→ INPUT FOR THIS TASK
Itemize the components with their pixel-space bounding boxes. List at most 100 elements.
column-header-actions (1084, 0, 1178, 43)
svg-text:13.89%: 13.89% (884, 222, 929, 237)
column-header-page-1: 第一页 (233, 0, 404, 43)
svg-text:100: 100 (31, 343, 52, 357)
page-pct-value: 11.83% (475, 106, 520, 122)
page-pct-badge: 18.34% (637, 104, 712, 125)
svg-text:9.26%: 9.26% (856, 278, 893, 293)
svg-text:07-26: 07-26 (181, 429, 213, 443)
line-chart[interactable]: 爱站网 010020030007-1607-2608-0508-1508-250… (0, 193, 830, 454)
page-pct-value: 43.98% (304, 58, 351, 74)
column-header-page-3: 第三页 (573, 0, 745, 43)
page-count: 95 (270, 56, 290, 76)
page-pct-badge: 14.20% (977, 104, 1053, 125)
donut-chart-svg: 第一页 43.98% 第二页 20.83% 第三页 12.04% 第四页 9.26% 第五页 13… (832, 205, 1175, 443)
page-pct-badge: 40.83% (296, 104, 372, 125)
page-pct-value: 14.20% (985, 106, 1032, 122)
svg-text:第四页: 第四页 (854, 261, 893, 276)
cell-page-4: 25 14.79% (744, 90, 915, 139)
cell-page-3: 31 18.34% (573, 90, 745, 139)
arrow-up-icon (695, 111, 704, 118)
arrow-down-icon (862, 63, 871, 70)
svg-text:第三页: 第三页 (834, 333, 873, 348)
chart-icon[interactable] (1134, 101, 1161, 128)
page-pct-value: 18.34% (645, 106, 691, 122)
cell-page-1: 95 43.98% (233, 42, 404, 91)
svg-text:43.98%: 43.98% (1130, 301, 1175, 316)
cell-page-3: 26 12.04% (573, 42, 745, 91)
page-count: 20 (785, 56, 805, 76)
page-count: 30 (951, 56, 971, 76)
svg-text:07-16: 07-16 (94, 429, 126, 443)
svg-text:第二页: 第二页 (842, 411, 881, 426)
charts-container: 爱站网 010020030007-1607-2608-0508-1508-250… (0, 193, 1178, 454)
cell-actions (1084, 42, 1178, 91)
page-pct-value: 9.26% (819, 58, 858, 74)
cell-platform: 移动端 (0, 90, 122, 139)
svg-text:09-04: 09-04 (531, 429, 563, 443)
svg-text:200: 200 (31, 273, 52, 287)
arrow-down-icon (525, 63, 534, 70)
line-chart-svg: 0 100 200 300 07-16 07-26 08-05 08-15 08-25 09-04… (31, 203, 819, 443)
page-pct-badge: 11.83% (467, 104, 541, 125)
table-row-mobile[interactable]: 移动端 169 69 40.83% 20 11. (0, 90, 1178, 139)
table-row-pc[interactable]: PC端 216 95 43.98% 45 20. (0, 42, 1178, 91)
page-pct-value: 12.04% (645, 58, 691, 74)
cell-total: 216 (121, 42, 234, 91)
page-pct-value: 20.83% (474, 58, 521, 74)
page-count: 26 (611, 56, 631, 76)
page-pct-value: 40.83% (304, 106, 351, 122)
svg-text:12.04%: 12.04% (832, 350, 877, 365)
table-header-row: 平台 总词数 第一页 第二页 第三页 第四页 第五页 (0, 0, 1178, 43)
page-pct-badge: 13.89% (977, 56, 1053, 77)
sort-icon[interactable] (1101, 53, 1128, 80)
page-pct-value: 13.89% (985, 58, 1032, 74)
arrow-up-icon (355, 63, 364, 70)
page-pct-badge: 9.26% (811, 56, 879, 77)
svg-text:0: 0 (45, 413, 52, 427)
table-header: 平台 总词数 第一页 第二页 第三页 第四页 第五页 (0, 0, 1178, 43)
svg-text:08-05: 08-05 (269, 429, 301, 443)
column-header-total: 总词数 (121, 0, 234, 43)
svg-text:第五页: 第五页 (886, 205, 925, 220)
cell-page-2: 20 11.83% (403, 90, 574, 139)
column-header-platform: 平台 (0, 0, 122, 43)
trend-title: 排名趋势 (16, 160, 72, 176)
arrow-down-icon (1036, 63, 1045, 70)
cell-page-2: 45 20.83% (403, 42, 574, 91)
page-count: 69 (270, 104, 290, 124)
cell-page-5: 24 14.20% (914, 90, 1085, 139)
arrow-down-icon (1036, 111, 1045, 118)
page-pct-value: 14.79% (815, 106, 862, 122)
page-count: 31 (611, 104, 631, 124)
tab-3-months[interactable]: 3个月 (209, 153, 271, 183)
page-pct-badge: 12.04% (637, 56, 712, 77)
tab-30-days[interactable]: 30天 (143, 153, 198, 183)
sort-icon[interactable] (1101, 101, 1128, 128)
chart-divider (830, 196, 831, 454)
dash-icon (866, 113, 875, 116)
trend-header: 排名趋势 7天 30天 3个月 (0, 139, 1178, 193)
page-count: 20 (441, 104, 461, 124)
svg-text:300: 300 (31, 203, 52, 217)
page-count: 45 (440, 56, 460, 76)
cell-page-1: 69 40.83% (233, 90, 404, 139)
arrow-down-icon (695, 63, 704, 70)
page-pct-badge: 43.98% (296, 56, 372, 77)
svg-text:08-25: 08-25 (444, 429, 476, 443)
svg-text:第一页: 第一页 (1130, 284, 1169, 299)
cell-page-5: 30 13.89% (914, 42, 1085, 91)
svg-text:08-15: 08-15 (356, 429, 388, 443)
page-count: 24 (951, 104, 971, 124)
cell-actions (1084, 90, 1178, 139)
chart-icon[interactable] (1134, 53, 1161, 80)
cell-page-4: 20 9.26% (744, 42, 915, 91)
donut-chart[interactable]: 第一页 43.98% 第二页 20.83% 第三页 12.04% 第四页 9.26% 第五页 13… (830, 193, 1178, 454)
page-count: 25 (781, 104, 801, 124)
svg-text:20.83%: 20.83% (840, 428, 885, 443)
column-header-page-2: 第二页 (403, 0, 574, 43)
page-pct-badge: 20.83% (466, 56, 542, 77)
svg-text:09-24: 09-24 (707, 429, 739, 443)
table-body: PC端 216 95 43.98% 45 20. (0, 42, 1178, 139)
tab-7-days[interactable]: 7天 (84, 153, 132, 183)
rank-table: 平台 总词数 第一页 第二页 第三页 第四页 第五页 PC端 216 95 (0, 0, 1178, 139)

→ REQUIREMENTS
Copy the data above line by line, with no changes.

→ EXERCISE RESPONSE
Itemize the components with their pixel-space bounding boxes. List at most 100 elements.
column-header-actions (1084, 0, 1178, 43)
svg-text:13.89%: 13.89% (884, 222, 929, 237)
column-header-page-1: 第一页 (233, 0, 404, 43)
svg-text:100: 100 (31, 343, 52, 357)
page-pct-value: 11.83% (475, 106, 520, 122)
page-pct-badge: 18.34% (637, 104, 712, 125)
svg-text:9.26%: 9.26% (856, 278, 893, 293)
svg-text:07-26: 07-26 (181, 429, 213, 443)
line-chart[interactable]: 爱站网 010020030007-1607-2608-0508-1508-250… (0, 193, 830, 454)
page-pct-value: 43.98% (304, 58, 351, 74)
column-header-page-3: 第三页 (573, 0, 745, 43)
page-count: 95 (270, 56, 290, 76)
page-pct-badge: 14.20% (977, 104, 1053, 125)
donut-chart-svg: 第一页 43.98% 第二页 20.83% 第三页 12.04% 第四页 9.26% 第五页 13… (832, 205, 1175, 443)
page-pct-badge: 40.83% (296, 104, 372, 125)
page-pct-value: 14.20% (985, 106, 1032, 122)
svg-text:第四页: 第四页 (854, 261, 893, 276)
cell-page-4: 25 14.79% (744, 90, 915, 139)
cell-page-3: 31 18.34% (573, 90, 745, 139)
arrow-up-icon (695, 111, 704, 118)
arrow-down-icon (862, 63, 871, 70)
svg-text:第三页: 第三页 (834, 333, 873, 348)
chart-icon[interactable] (1134, 101, 1161, 128)
page-pct-value: 18.34% (645, 106, 691, 122)
cell-page-1: 95 43.98% (233, 42, 404, 91)
svg-text:43.98%: 43.98% (1130, 301, 1175, 316)
cell-page-3: 26 12.04% (573, 42, 745, 91)
page-count: 20 (785, 56, 805, 76)
page-count: 30 (951, 56, 971, 76)
svg-text:07-16: 07-16 (94, 429, 126, 443)
svg-text:第二页: 第二页 (842, 411, 881, 426)
charts-container: 爱站网 010020030007-1607-2608-0508-1508-250… (0, 193, 1178, 454)
cell-actions (1084, 42, 1178, 91)
page-pct-value: 9.26% (819, 58, 858, 74)
cell-platform: 移动端 (0, 90, 122, 139)
svg-text:09-04: 09-04 (531, 429, 563, 443)
svg-text:200: 200 (31, 273, 52, 287)
arrow-down-icon (525, 63, 534, 70)
line-chart-svg: 0 100 200 300 07-16 07-26 08-05 08-15 08-25 09-04… (31, 203, 819, 443)
page-pct-badge: 11.83% (467, 104, 541, 125)
table-row-mobile[interactable]: 移动端 169 69 40.83% 20 11. (0, 90, 1178, 139)
table-row-pc[interactable]: PC端 216 95 43.98% 45 20. (0, 42, 1178, 91)
page-pct-value: 12.04% (645, 58, 691, 74)
cell-total: 216 (121, 42, 234, 91)
page-pct-value: 20.83% (474, 58, 521, 74)
page-count: 26 (611, 56, 631, 76)
page-pct-value: 40.83% (304, 106, 351, 122)
svg-text:12.04%: 12.04% (832, 350, 877, 365)
table-header-row: 平台 总词数 第一页 第二页 第三页 第四页 第五页 (0, 0, 1178, 43)
page-pct-badge: 13.89% (977, 56, 1053, 77)
sort-icon[interactable] (1101, 53, 1128, 80)
page-pct-value: 13.89% (985, 58, 1032, 74)
arrow-up-icon (355, 63, 364, 70)
page-pct-badge: 9.26% (811, 56, 879, 77)
svg-text:0: 0 (45, 413, 52, 427)
table-header: 平台 总词数 第一页 第二页 第三页 第四页 第五页 (0, 0, 1178, 43)
svg-text:08-05: 08-05 (269, 429, 301, 443)
column-header-total: 总词数 (121, 0, 234, 43)
svg-text:第五页: 第五页 (886, 205, 925, 220)
cell-page-2: 20 11.83% (403, 90, 574, 139)
column-header-platform: 平台 (0, 0, 122, 43)
trend-title: 排名趋势 (16, 160, 72, 176)
arrow-down-icon (1036, 63, 1045, 70)
cell-page-2: 45 20.83% (403, 42, 574, 91)
page-count: 69 (270, 104, 290, 124)
cell-page-5: 24 14.20% (914, 90, 1085, 139)
arrow-down-icon (1036, 111, 1045, 118)
page-pct-value: 14.79% (815, 106, 862, 122)
page-count: 31 (611, 104, 631, 124)
tab-3-months[interactable]: 3个月 (209, 153, 271, 183)
page-pct-badge: 12.04% (637, 56, 712, 77)
tab-30-days[interactable]: 30天 (143, 153, 198, 183)
sort-icon[interactable] (1101, 101, 1128, 128)
chart-divider (830, 196, 831, 454)
dash-icon (866, 113, 875, 116)
trend-header: 排名趋势 7天 30天 3个月 (0, 139, 1178, 193)
page-count: 20 (441, 104, 461, 124)
svg-text:300: 300 (31, 203, 52, 217)
page-count: 45 (440, 56, 460, 76)
cell-page-1: 69 40.83% (233, 90, 404, 139)
arrow-down-icon (695, 63, 704, 70)
page-pct-badge: 43.98% (296, 56, 372, 77)
svg-text:08-25: 08-25 (444, 429, 476, 443)
svg-text:第一页: 第一页 (1130, 284, 1169, 299)
cell-page-5: 30 13.89% (914, 42, 1085, 91)
svg-text:08-15: 08-15 (356, 429, 388, 443)
page-count: 24 (951, 104, 971, 124)
cell-actions (1084, 90, 1178, 139)
chart-icon[interactable] (1134, 53, 1161, 80)
cell-page-4: 20 9.26% (744, 42, 915, 91)
donut-chart[interactable]: 第一页 43.98% 第二页 20.83% 第三页 12.04% 第四页 9.26% 第五页 13… (830, 193, 1178, 454)
page-count: 25 (781, 104, 801, 124)
svg-text:20.83%: 20.83% (840, 428, 885, 443)
column-header-page-2: 第二页 (403, 0, 574, 43)
page-pct-badge: 20.83% (466, 56, 542, 77)
svg-text:09-24: 09-24 (707, 429, 739, 443)
table-body: PC端 216 95 43.98% 45 20. (0, 42, 1178, 139)
tab-7-days[interactable]: 7天 (84, 153, 132, 183)
rank-table: 平台 总词数 第一页 第二页 第三页 第四页 第五页 PC端 216 95 (0, 0, 1178, 139)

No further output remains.